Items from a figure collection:
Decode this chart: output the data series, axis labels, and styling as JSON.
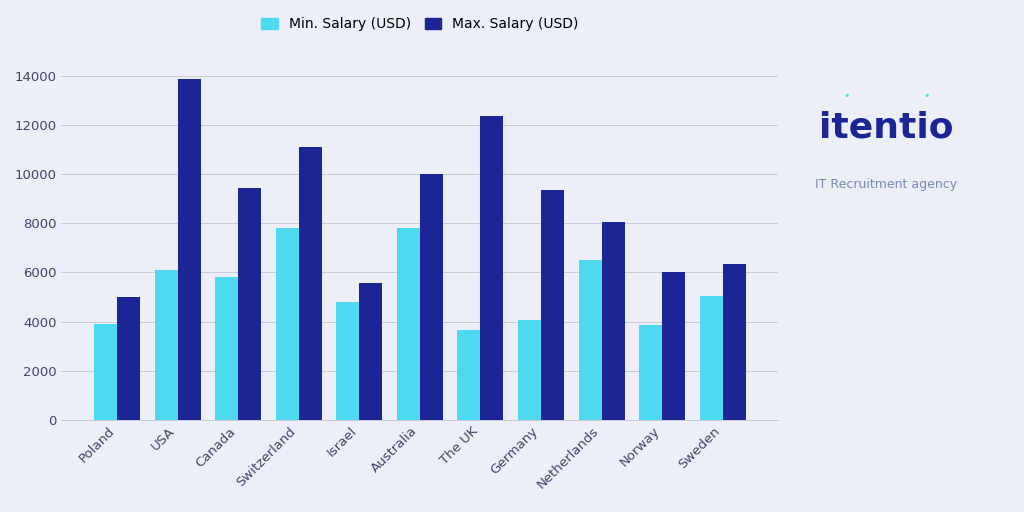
{
  "categories": [
    "Poland",
    "USA",
    "Canada",
    "Switzerland",
    "Israel",
    "Australia",
    "The UK",
    "Germany",
    "Netherlands",
    "Norway",
    "Sweden"
  ],
  "min_salary": [
    3900,
    6100,
    5800,
    7800,
    4800,
    7800,
    3650,
    4050,
    6500,
    3850,
    5050
  ],
  "max_salary": [
    5000,
    13850,
    9450,
    11100,
    5550,
    10000,
    12350,
    9350,
    8050,
    6000,
    6350
  ],
  "min_color": "#4dd9f0",
  "max_color": "#1c2596",
  "background_color": "#eceef8",
  "plot_background": "#eceef8",
  "ylim": [
    0,
    15000
  ],
  "yticks": [
    0,
    2000,
    4000,
    6000,
    8000,
    10000,
    12000,
    14000
  ],
  "legend_min_label": "Min. Salary (USD)",
  "legend_max_label": "Max. Salary (USD)",
  "bar_width": 0.38,
  "grid_color": "#c8cad8",
  "tick_color": "#444466",
  "logo_text_main": "itentio",
  "logo_text_sub": "IT Recruitment agency",
  "logo_main_color": "#1c2596",
  "logo_sub_color": "#7a8ab0"
}
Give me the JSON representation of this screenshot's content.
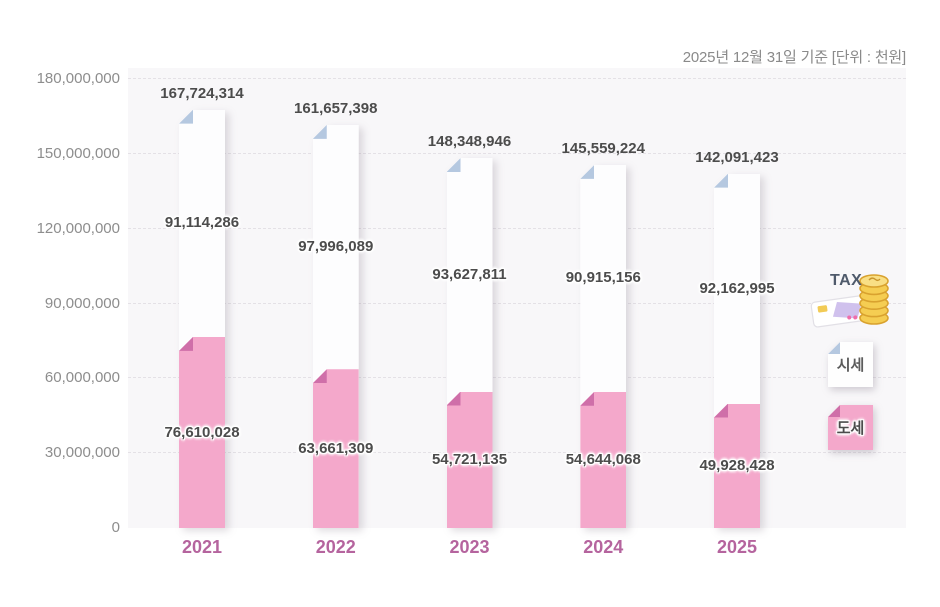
{
  "header": {
    "note": "2025년 12월 31일 기준 [단위 : 천원]"
  },
  "legend": {
    "tax_label": "TAX",
    "market_price": "시세",
    "provincial_tax": "도세"
  },
  "colors": {
    "market_price_bar": "#fdfdfe",
    "market_price_fold": "#b5c8e0",
    "provincial_tax_bar": "#f4a8cb",
    "provincial_tax_fold": "#cf6fa9",
    "year_label": "#b5649e",
    "value_label": "#4c4c4c",
    "plot_background": "#f8f7f9"
  },
  "chart_data": {
    "type": "bar",
    "stacked": true,
    "title": "",
    "note": "2025년 12월 31일 기준 [단위 : 천원]",
    "unit": "천원",
    "categories": [
      "2021",
      "2022",
      "2023",
      "2024",
      "2025"
    ],
    "series": [
      {
        "name": "시세",
        "values": [
          91114286,
          97996089,
          93627811,
          90915156,
          92162995
        ]
      },
      {
        "name": "도세",
        "values": [
          76610028,
          63661309,
          54721135,
          54644068,
          49928428
        ]
      }
    ],
    "totals": [
      167724314,
      161657398,
      148348946,
      145559224,
      142091423
    ],
    "ylim": [
      0,
      180000000
    ],
    "yticks": [
      0,
      30000000,
      60000000,
      90000000,
      120000000,
      150000000,
      180000000
    ],
    "grid": "dashed horizontal",
    "legend_position": "right"
  }
}
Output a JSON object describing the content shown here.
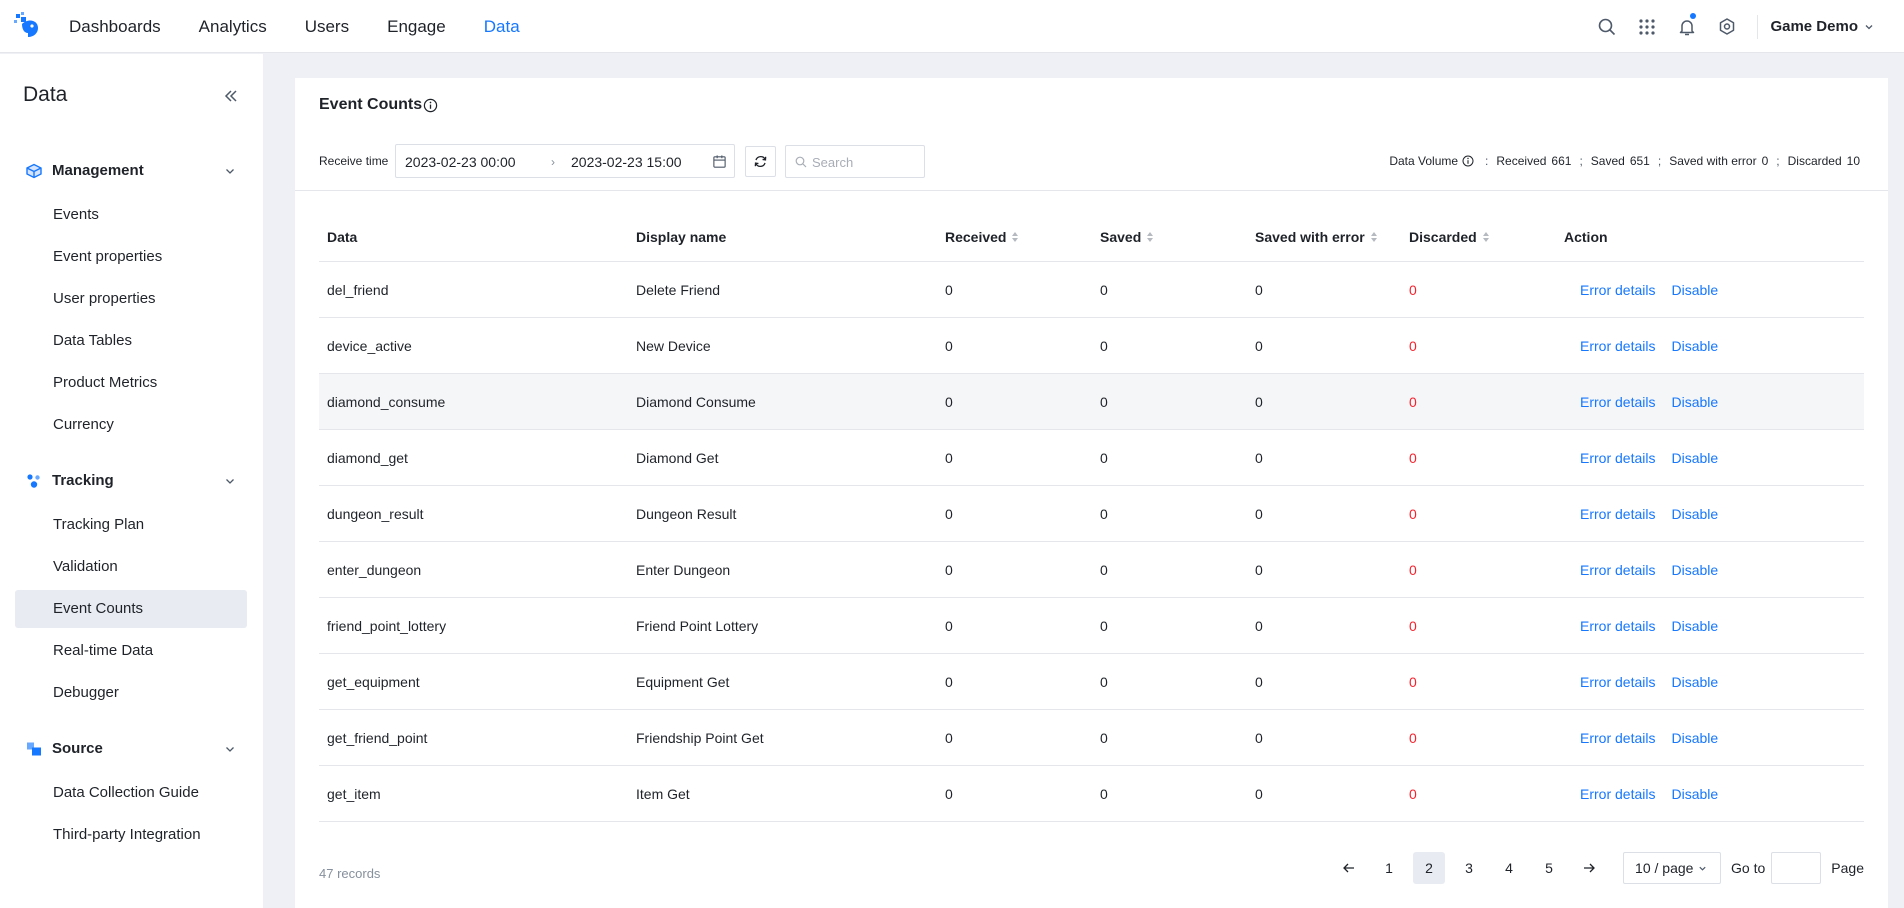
{
  "nav": {
    "items": [
      {
        "label": "Dashboards",
        "active": false
      },
      {
        "label": "Analytics",
        "active": false
      },
      {
        "label": "Users",
        "active": false
      },
      {
        "label": "Engage",
        "active": false
      },
      {
        "label": "Data",
        "active": true
      }
    ],
    "project": "Game Demo",
    "accent_color": "#1677ff"
  },
  "sidebar": {
    "title": "Data",
    "groups": [
      {
        "label": "Management",
        "icon": "cube-icon",
        "items": [
          "Events",
          "Event properties",
          "User properties",
          "Data Tables",
          "Product Metrics",
          "Currency"
        ]
      },
      {
        "label": "Tracking",
        "icon": "tracking-icon",
        "items": [
          "Tracking Plan",
          "Validation",
          "Event Counts",
          "Real-time Data",
          "Debugger"
        ]
      },
      {
        "label": "Source",
        "icon": "source-icon",
        "items": [
          "Data Collection Guide",
          "Third-party Integration"
        ]
      }
    ],
    "active_item": "Event Counts"
  },
  "page": {
    "title": "Event Counts",
    "receive_time_label": "Receive time",
    "date_from": "2023-02-23 00:00",
    "date_to": "2023-02-23 15:00",
    "search_placeholder": "Search",
    "volume": {
      "label": "Data Volume",
      "received_label": "Received",
      "received": "661",
      "saved_label": "Saved",
      "saved": "651",
      "saved_error_label": "Saved with error",
      "saved_error": "0",
      "discarded_label": "Discarded",
      "discarded": "10"
    }
  },
  "table": {
    "columns": [
      "Data",
      "Display name",
      "Received",
      "Saved",
      "Saved with error",
      "Discarded",
      "Action"
    ],
    "rows": [
      {
        "data": "del_friend",
        "display": "Delete Friend",
        "received": "0",
        "saved": "0",
        "saved_error": "0",
        "discarded": "0"
      },
      {
        "data": "device_active",
        "display": "New Device",
        "received": "0",
        "saved": "0",
        "saved_error": "0",
        "discarded": "0"
      },
      {
        "data": "diamond_consume",
        "display": "Diamond Consume",
        "received": "0",
        "saved": "0",
        "saved_error": "0",
        "discarded": "0"
      },
      {
        "data": "diamond_get",
        "display": "Diamond Get",
        "received": "0",
        "saved": "0",
        "saved_error": "0",
        "discarded": "0"
      },
      {
        "data": "dungeon_result",
        "display": "Dungeon Result",
        "received": "0",
        "saved": "0",
        "saved_error": "0",
        "discarded": "0"
      },
      {
        "data": "enter_dungeon",
        "display": "Enter Dungeon",
        "received": "0",
        "saved": "0",
        "saved_error": "0",
        "discarded": "0"
      },
      {
        "data": "friend_point_lottery",
        "display": "Friend Point Lottery",
        "received": "0",
        "saved": "0",
        "saved_error": "0",
        "discarded": "0"
      },
      {
        "data": "get_equipment",
        "display": "Equipment Get",
        "received": "0",
        "saved": "0",
        "saved_error": "0",
        "discarded": "0"
      },
      {
        "data": "get_friend_point",
        "display": "Friendship Point Get",
        "received": "0",
        "saved": "0",
        "saved_error": "0",
        "discarded": "0"
      },
      {
        "data": "get_item",
        "display": "Item Get",
        "received": "0",
        "saved": "0",
        "saved_error": "0",
        "discarded": "0"
      }
    ],
    "action_error": "Error details",
    "action_disable": "Disable",
    "hover_row": 2
  },
  "footer": {
    "records": "47 records",
    "pages": [
      "1",
      "2",
      "3",
      "4",
      "5"
    ],
    "current_page": "2",
    "page_size": "10 / page",
    "goto_label": "Go to",
    "page_label": "Page"
  }
}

_DIRECTION_
Retype everything in the material word for word, minus pictures.

_FINAL RESULT_
Decode this chart: output the data series, axis labels, and styling as JSON.
{
  "categories": [
    "Poland",
    "USA",
    "Canada",
    "Switzerland",
    "Israel",
    "Australia",
    "The UK",
    "Germany",
    "Netherlands",
    "Norway",
    "Sweden"
  ],
  "min_salary": [
    3900,
    6100,
    5800,
    7800,
    4800,
    7800,
    3650,
    4050,
    6500,
    3850,
    5050
  ],
  "max_salary": [
    5000,
    13850,
    9450,
    11100,
    5550,
    10000,
    12350,
    9350,
    8050,
    6000,
    6350
  ],
  "min_color": "#4dd9f0",
  "max_color": "#1c2596",
  "background_color": "#eceef8",
  "plot_background": "#eceef8",
  "ylim": [
    0,
    15000
  ],
  "yticks": [
    0,
    2000,
    4000,
    6000,
    8000,
    10000,
    12000,
    14000
  ],
  "legend_min_label": "Min. Salary (USD)",
  "legend_max_label": "Max. Salary (USD)",
  "bar_width": 0.38,
  "grid_color": "#c8cad8",
  "tick_color": "#444466",
  "logo_text_main": "itentio",
  "logo_text_sub": "IT Recruitment agency",
  "logo_main_color": "#1c2596",
  "logo_sub_color": "#7a8ab0"
}
Give me the JSON representation of this screenshot's content.
{
  "header": {
    "note": "2025년 12월 31일 기준 [단위 : 천원]"
  },
  "legend": {
    "tax_label": "TAX",
    "market_price": "시세",
    "provincial_tax": "도세"
  },
  "colors": {
    "market_price_bar": "#fdfdfe",
    "market_price_fold": "#b5c8e0",
    "provincial_tax_bar": "#f4a8cb",
    "provincial_tax_fold": "#cf6fa9",
    "year_label": "#b5649e",
    "value_label": "#4c4c4c",
    "plot_background": "#f8f7f9"
  },
  "chart_data": {
    "type": "bar",
    "stacked": true,
    "title": "",
    "note": "2025년 12월 31일 기준 [단위 : 천원]",
    "unit": "천원",
    "categories": [
      "2021",
      "2022",
      "2023",
      "2024",
      "2025"
    ],
    "series": [
      {
        "name": "시세",
        "values": [
          91114286,
          97996089,
          93627811,
          90915156,
          92162995
        ]
      },
      {
        "name": "도세",
        "values": [
          76610028,
          63661309,
          54721135,
          54644068,
          49928428
        ]
      }
    ],
    "totals": [
      167724314,
      161657398,
      148348946,
      145559224,
      142091423
    ],
    "ylim": [
      0,
      180000000
    ],
    "yticks": [
      0,
      30000000,
      60000000,
      90000000,
      120000000,
      150000000,
      180000000
    ],
    "grid": "dashed horizontal",
    "legend_position": "right"
  }
}
Output a JSON object describing the content shown here.
{
  "nav": {
    "items": [
      {
        "label": "Dashboards",
        "active": false
      },
      {
        "label": "Analytics",
        "active": false
      },
      {
        "label": "Users",
        "active": false
      },
      {
        "label": "Engage",
        "active": false
      },
      {
        "label": "Data",
        "active": true
      }
    ],
    "project": "Game Demo",
    "accent_color": "#1677ff"
  },
  "sidebar": {
    "title": "Data",
    "groups": [
      {
        "label": "Management",
        "icon": "cube-icon",
        "items": [
          "Events",
          "Event properties",
          "User properties",
          "Data Tables",
          "Product Metrics",
          "Currency"
        ]
      },
      {
        "label": "Tracking",
        "icon": "tracking-icon",
        "items": [
          "Tracking Plan",
          "Validation",
          "Event Counts",
          "Real-time Data",
          "Debugger"
        ]
      },
      {
        "label": "Source",
        "icon": "source-icon",
        "items": [
          "Data Collection Guide",
          "Third-party Integration"
        ]
      }
    ],
    "active_item": "Event Counts"
  },
  "page": {
    "title": "Event Counts",
    "receive_time_label": "Receive time",
    "date_from": "2023-02-23 00:00",
    "date_to": "2023-02-23 15:00",
    "search_placeholder": "Search",
    "volume": {
      "label": "Data Volume",
      "received_label": "Received",
      "received": "661",
      "saved_label": "Saved",
      "saved": "651",
      "saved_error_label": "Saved with error",
      "saved_error": "0",
      "discarded_label": "Discarded",
      "discarded": "10"
    }
  },
  "table": {
    "columns": [
      "Data",
      "Display name",
      "Received",
      "Saved",
      "Saved with error",
      "Discarded",
      "Action"
    ],
    "rows": [
      {
        "data": "del_friend",
        "display": "Delete Friend",
        "received": "0",
        "saved": "0",
        "saved_error": "0",
        "discarded": "0"
      },
      {
        "data": "device_active",
        "display": "New Device",
        "received": "0",
        "saved": "0",
        "saved_error": "0",
        "discarded": "0"
      },
      {
        "data": "diamond_consume",
        "display": "Diamond Consume",
        "received": "0",
        "saved": "0",
        "saved_error": "0",
        "discarded": "0"
      },
      {
        "data": "diamond_get",
        "display": "Diamond Get",
        "received": "0",
        "saved": "0",
        "saved_error": "0",
        "discarded": "0"
      },
      {
        "data": "dungeon_result",
        "display": "Dungeon Result",
        "received": "0",
        "saved": "0",
        "saved_error": "0",
        "discarded": "0"
      },
      {
        "data": "enter_dungeon",
        "display": "Enter Dungeon",
        "received": "0",
        "saved": "0",
        "saved_error": "0",
        "discarded": "0"
      },
      {
        "data": "friend_point_lottery",
        "display": "Friend Point Lottery",
        "received": "0",
        "saved": "0",
        "saved_error": "0",
        "discarded": "0"
      },
      {
        "data": "get_equipment",
        "display": "Equipment Get",
        "received": "0",
        "saved": "0",
        "saved_error": "0",
        "discarded": "0"
      },
      {
        "data": "get_friend_point",
        "display": "Friendship Point Get",
        "received": "0",
        "saved": "0",
        "saved_error": "0",
        "discarded": "0"
      },
      {
        "data": "get_item",
        "display": "Item Get",
        "received": "0",
        "saved": "0",
        "saved_error": "0",
        "discarded": "0"
      }
    ],
    "action_error": "Error details",
    "action_disable": "Disable",
    "hover_row": 2
  },
  "footer": {
    "records": "47 records",
    "pages": [
      "1",
      "2",
      "3",
      "4",
      "5"
    ],
    "current_page": "2",
    "page_size": "10 / page",
    "goto_label": "Go to",
    "page_label": "Page"
  }
}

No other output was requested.